▶ RECORDS FOR PROCESSING
-=-=-=-=-

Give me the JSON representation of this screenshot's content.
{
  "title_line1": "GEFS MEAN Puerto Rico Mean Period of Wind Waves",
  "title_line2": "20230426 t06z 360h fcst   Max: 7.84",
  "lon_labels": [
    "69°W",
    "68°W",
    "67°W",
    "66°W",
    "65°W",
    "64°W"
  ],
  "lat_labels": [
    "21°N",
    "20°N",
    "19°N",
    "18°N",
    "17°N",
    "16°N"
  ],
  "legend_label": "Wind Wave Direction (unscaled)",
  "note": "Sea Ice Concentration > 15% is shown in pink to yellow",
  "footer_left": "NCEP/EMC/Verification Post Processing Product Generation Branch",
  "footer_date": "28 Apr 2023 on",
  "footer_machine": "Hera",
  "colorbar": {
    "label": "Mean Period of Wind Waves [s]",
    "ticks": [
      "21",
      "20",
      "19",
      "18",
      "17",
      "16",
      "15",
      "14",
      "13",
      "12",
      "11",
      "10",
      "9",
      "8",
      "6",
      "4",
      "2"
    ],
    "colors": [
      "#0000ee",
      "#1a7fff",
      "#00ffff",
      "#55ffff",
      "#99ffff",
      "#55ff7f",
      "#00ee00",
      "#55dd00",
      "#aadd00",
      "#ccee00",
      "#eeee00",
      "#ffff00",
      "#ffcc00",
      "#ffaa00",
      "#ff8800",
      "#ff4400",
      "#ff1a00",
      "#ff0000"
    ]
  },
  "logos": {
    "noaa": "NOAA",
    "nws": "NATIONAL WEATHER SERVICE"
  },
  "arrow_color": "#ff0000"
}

-=-=-=-=-

▶ WRITTEN EXERCISE
Determine how many lines of the listing above hold the word "Mean". Report that number without anything else.

▶ TASK RESULT
2